▶ **Written instruction**
Gather all lines in the records below that include the word "заключение".

▶ **Stored records**
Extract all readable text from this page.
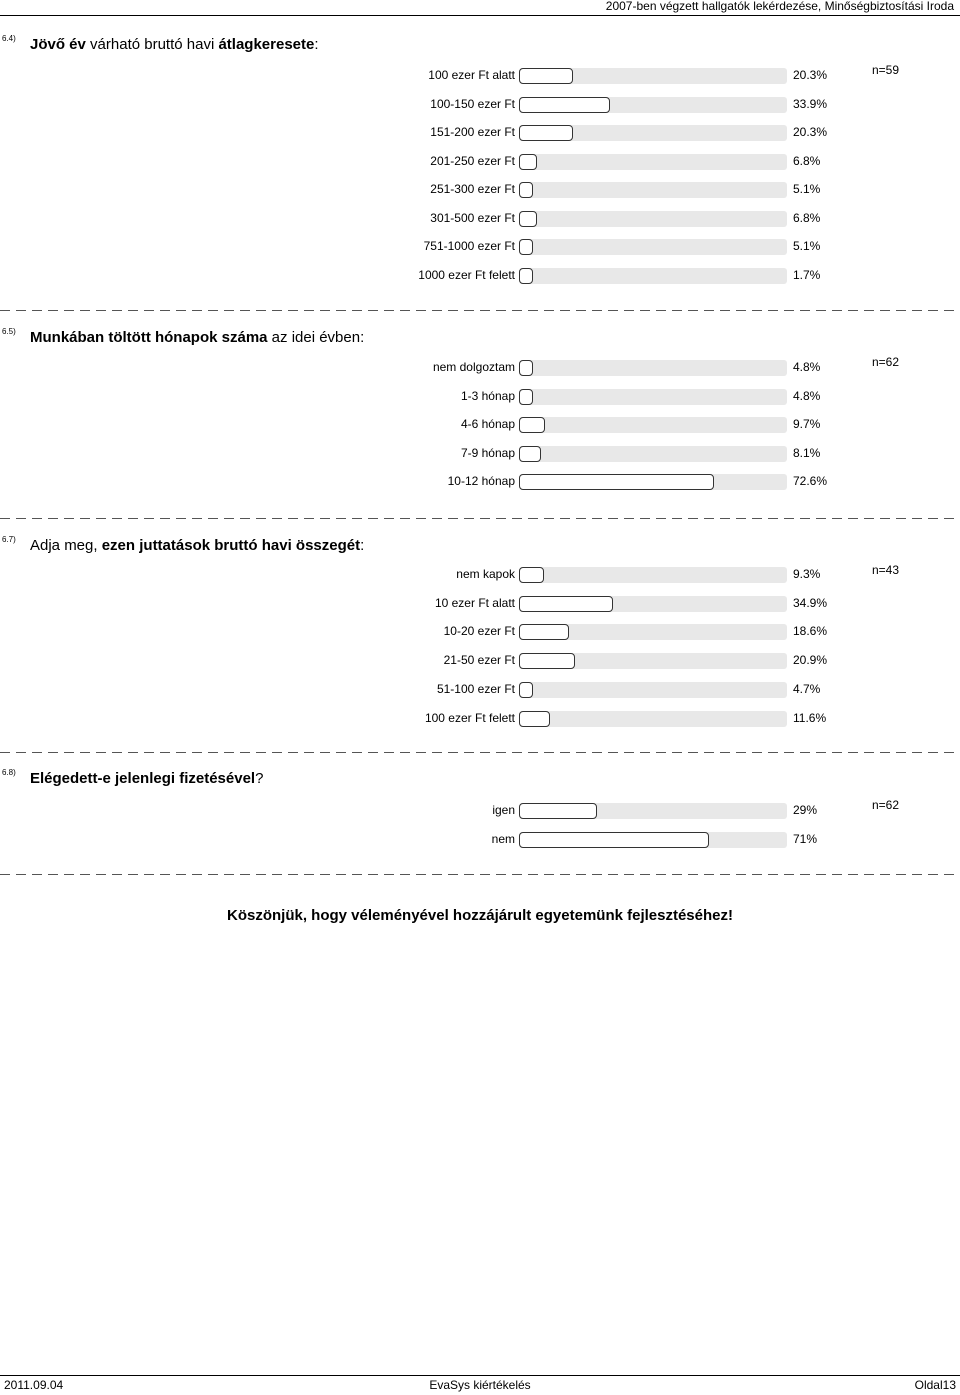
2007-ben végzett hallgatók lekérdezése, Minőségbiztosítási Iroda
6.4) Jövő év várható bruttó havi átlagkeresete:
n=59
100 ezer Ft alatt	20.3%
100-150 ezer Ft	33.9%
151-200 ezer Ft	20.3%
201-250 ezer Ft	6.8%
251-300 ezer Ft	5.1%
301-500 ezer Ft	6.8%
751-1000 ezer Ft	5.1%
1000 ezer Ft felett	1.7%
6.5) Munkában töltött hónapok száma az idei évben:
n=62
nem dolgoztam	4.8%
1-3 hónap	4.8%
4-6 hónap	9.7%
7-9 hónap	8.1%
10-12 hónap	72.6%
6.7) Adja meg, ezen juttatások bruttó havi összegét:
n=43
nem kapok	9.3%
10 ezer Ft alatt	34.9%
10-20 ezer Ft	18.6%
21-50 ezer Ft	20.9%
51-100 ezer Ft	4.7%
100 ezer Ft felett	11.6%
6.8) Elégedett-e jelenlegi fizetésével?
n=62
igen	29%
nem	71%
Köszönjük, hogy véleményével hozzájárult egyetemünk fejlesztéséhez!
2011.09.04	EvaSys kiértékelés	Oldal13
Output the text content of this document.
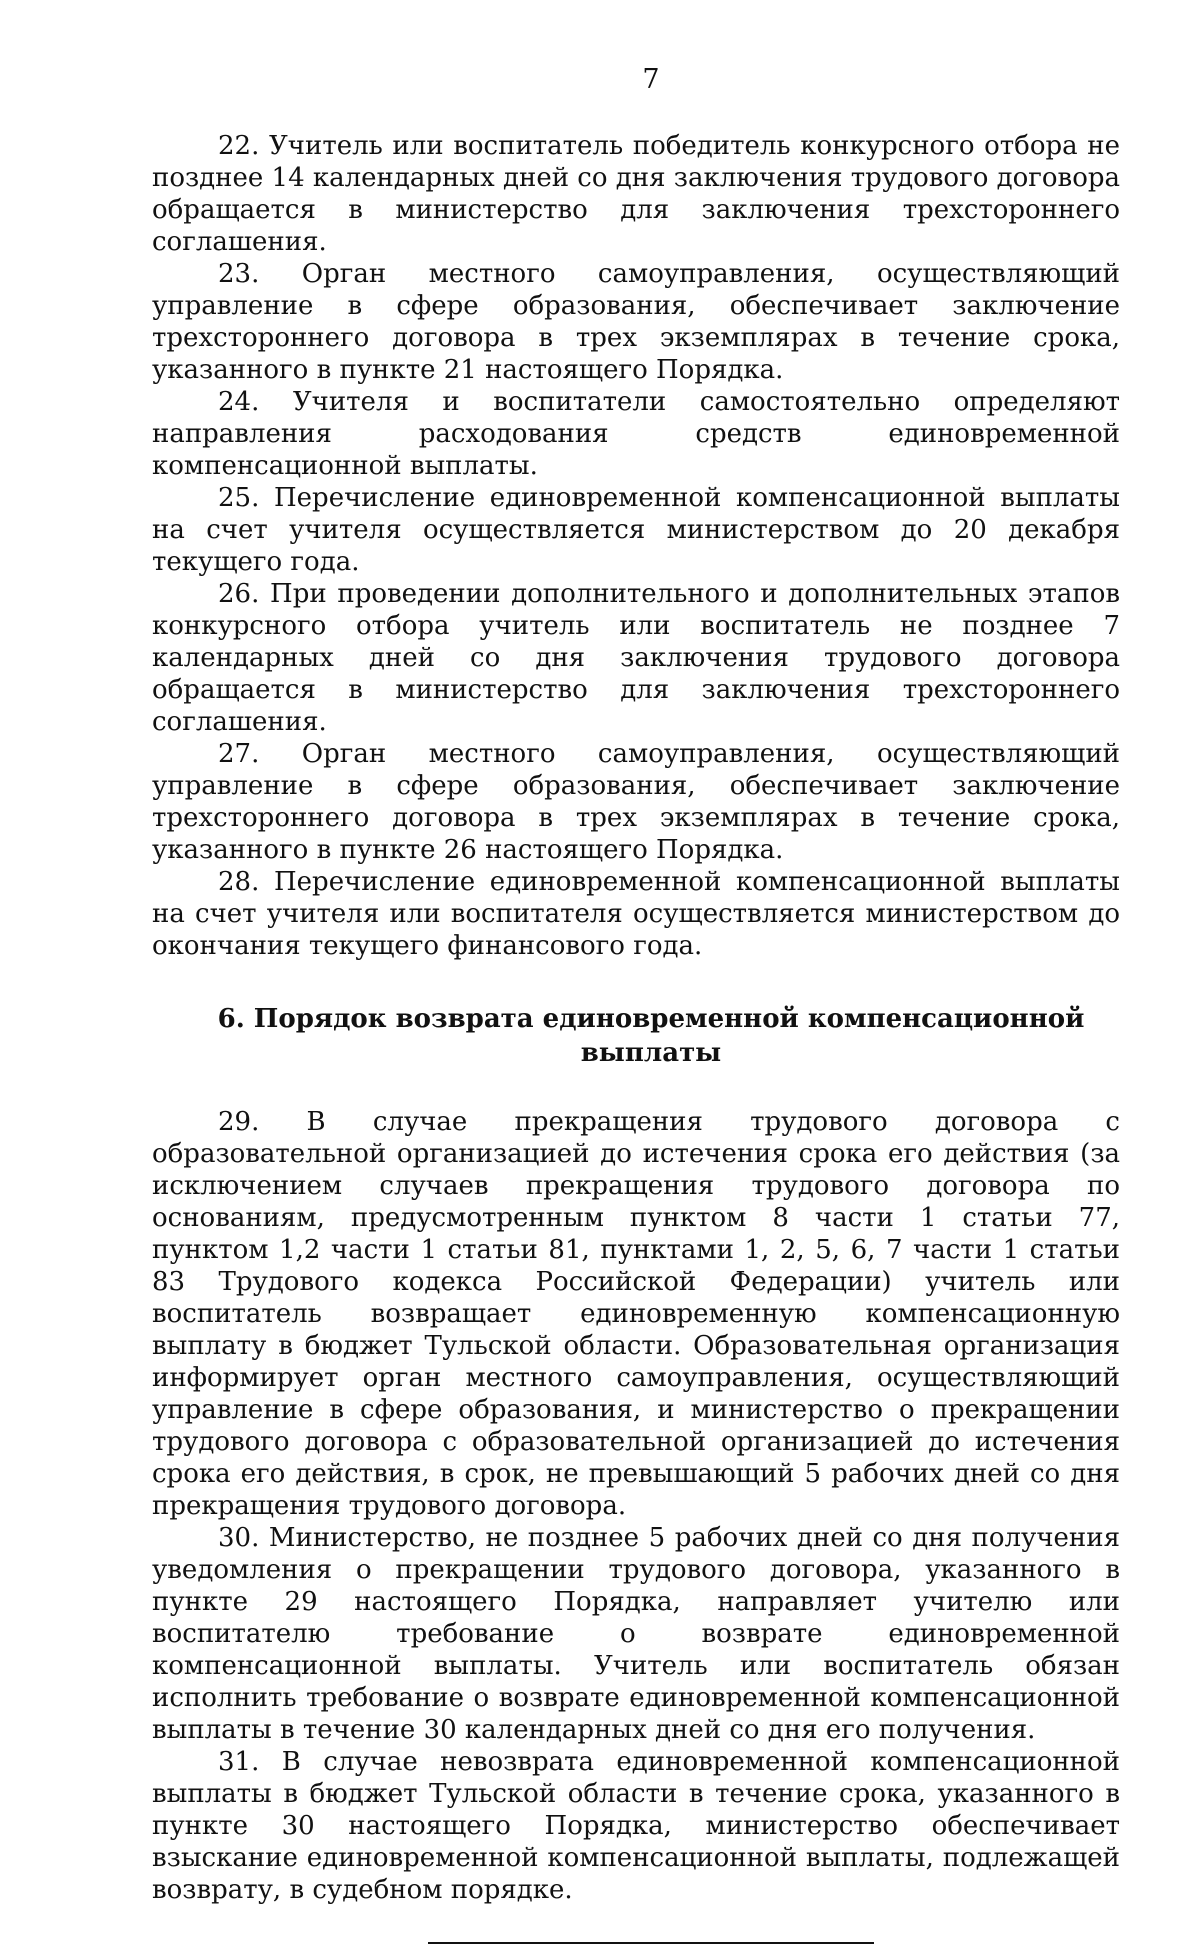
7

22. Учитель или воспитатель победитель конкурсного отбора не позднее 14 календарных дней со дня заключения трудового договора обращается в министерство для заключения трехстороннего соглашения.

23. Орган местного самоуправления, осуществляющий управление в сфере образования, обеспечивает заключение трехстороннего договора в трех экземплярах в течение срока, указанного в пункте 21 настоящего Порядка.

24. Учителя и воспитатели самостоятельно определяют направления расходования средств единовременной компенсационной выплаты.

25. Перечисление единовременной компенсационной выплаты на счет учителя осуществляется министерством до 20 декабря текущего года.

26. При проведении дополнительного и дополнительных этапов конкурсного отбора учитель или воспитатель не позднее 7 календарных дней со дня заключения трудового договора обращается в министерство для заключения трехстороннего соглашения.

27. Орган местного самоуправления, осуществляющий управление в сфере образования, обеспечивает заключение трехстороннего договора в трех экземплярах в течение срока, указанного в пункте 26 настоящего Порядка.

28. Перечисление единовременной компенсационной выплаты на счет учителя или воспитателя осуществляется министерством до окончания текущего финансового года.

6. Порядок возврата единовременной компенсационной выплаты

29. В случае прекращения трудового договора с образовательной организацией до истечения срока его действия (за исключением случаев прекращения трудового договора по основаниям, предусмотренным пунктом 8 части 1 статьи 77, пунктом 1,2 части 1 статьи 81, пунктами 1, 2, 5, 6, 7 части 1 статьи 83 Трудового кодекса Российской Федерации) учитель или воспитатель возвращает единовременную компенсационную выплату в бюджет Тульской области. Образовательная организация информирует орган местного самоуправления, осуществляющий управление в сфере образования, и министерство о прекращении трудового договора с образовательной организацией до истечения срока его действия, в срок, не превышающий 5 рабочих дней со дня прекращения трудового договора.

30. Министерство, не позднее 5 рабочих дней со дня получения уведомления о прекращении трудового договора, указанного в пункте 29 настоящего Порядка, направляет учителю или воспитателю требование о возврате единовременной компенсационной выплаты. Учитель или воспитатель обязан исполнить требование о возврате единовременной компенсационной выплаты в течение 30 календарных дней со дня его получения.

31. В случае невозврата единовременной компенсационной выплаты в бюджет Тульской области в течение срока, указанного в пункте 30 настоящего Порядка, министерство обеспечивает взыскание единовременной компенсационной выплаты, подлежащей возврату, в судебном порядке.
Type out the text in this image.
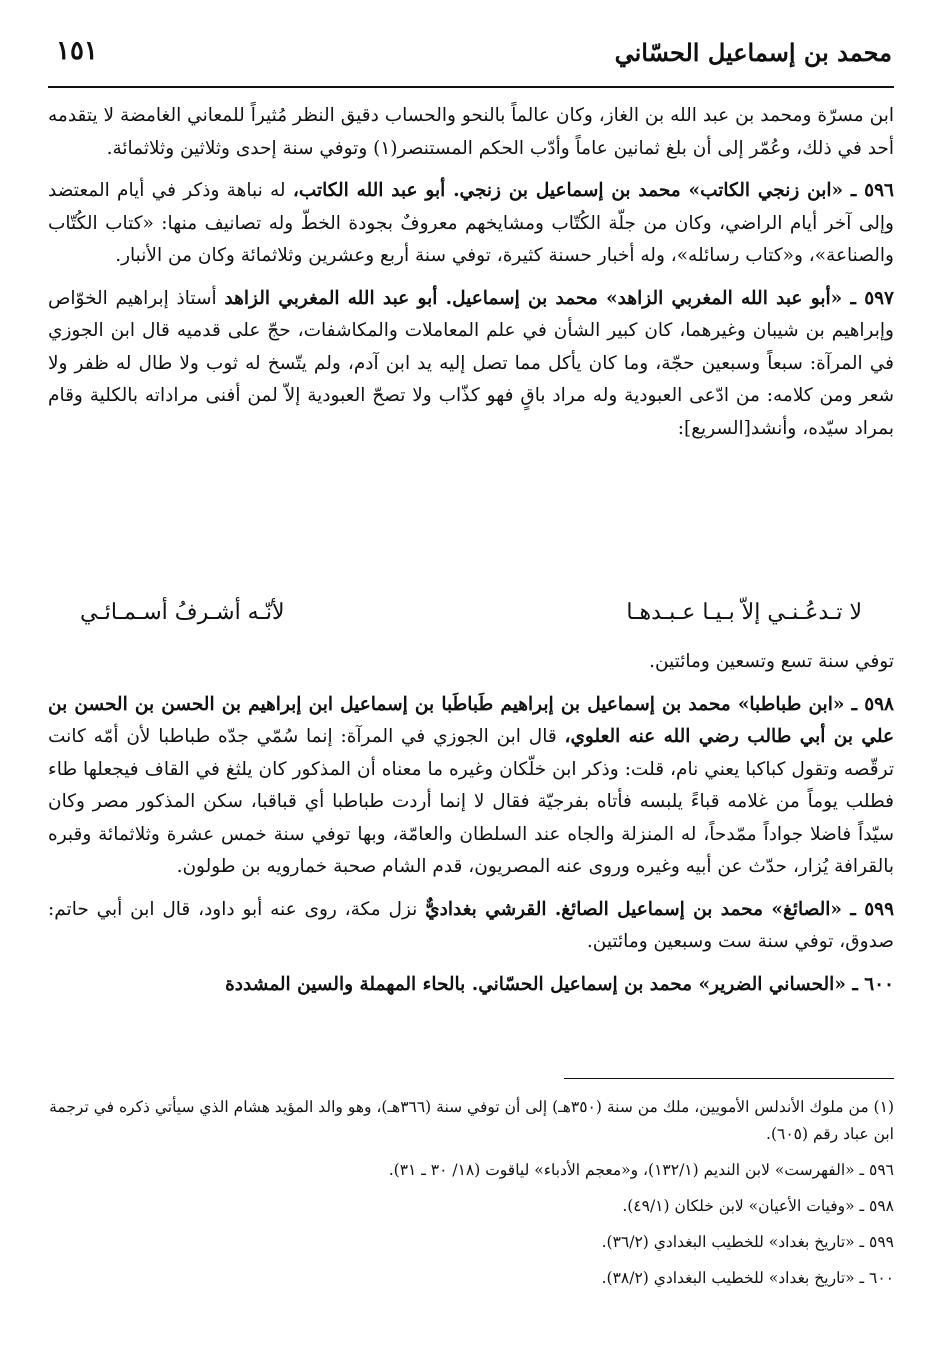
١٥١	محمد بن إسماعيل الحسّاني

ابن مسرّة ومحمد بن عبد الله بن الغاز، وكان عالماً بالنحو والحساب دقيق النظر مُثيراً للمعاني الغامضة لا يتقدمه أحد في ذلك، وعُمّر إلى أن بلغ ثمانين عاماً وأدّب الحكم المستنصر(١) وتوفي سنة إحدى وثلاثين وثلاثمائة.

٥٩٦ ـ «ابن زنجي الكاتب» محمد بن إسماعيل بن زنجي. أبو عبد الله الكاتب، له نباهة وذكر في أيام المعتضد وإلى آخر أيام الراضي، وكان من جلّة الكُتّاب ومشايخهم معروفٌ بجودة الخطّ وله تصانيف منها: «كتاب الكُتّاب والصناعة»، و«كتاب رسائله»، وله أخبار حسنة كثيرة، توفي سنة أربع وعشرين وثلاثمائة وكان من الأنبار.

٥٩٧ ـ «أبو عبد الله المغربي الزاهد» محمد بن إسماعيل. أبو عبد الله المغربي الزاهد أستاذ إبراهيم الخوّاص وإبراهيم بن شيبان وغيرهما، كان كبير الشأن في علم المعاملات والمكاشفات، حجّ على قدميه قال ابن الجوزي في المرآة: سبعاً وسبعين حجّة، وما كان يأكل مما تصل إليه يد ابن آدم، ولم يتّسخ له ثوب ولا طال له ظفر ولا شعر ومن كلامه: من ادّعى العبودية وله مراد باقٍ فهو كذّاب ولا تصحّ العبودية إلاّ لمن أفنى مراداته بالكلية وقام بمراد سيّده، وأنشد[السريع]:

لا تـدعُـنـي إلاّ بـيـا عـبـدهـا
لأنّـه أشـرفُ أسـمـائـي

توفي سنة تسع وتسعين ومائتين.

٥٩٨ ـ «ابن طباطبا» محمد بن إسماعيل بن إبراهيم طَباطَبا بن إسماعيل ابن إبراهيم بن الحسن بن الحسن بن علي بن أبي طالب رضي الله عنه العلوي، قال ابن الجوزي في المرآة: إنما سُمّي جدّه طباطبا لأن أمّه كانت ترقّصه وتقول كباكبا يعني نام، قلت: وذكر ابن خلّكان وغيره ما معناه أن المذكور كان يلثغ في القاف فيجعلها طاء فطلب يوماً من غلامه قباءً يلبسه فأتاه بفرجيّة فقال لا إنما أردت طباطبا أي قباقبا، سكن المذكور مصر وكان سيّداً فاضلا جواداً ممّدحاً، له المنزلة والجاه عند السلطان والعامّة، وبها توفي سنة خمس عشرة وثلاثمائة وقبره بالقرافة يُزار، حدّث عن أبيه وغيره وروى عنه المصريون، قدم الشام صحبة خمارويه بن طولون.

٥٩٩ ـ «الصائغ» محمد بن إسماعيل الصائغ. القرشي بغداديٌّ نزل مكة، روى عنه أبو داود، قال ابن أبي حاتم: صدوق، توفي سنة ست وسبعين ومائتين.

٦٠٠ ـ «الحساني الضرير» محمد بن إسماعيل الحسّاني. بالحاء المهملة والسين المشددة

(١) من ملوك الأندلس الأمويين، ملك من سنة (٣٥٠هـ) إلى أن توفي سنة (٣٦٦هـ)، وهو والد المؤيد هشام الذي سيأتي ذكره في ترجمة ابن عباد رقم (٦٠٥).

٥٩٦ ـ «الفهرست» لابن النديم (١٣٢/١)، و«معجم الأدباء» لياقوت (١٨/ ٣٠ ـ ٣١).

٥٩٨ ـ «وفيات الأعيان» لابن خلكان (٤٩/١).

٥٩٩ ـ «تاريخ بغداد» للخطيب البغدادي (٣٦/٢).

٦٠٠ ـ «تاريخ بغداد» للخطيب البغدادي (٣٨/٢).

▶ **Correct result**
23. Орган местного самоуправления, осуществляющий управление в сфере образования, обеспечивает заключение трехстороннего договора в трех экземплярах в течение срока, указанного в пункте 21 настоящего Порядка.
27. Орган местного самоуправления, осуществляющий управление в сфере образования, обеспечивает заключение трехстороннего договора в трех экземплярах в течение срока, указанного в пункте 26 настоящего Порядка.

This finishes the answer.